## start TASK INPUT

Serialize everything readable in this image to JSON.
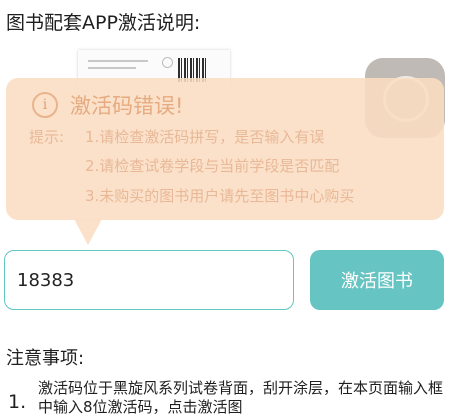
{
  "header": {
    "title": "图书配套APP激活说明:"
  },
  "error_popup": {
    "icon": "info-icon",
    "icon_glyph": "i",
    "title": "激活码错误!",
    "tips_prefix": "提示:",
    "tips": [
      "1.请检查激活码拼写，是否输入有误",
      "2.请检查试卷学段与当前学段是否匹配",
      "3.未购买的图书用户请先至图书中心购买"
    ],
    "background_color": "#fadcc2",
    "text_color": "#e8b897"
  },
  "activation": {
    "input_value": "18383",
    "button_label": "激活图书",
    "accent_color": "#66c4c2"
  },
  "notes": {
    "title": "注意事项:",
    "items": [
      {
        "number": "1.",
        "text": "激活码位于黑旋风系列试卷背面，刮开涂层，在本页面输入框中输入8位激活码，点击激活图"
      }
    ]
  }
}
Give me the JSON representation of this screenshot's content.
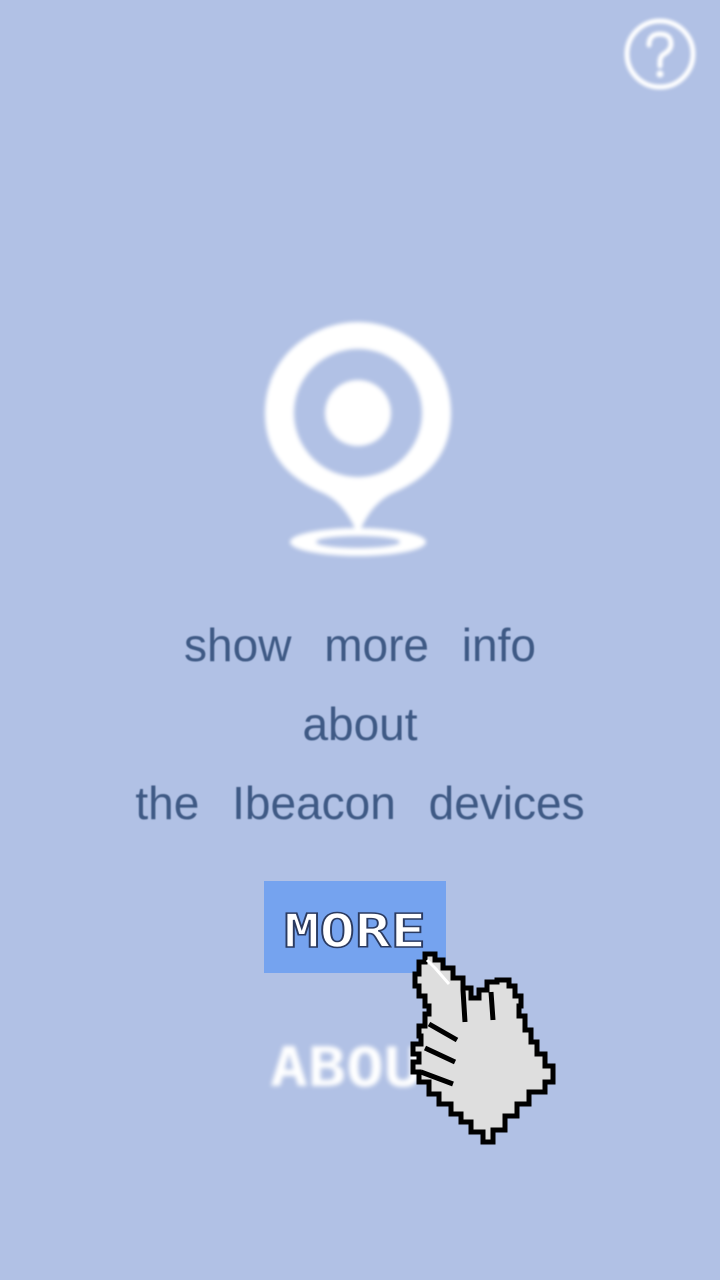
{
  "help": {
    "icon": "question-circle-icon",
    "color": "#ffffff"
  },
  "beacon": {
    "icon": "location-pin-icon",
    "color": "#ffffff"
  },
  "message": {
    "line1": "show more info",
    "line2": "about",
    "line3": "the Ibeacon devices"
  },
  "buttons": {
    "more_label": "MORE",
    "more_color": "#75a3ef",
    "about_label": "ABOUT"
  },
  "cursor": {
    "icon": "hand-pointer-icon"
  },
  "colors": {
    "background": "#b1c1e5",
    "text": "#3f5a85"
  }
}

## end TASK INPUT

**EXERCISE REQUIREMENTS:**
Copy every line from the entries that contains the word "JSON".

**TASK RESPONSE:**
Serialize everything readable in this image to JSON.
Give me the JSON representation of this screenshot's content.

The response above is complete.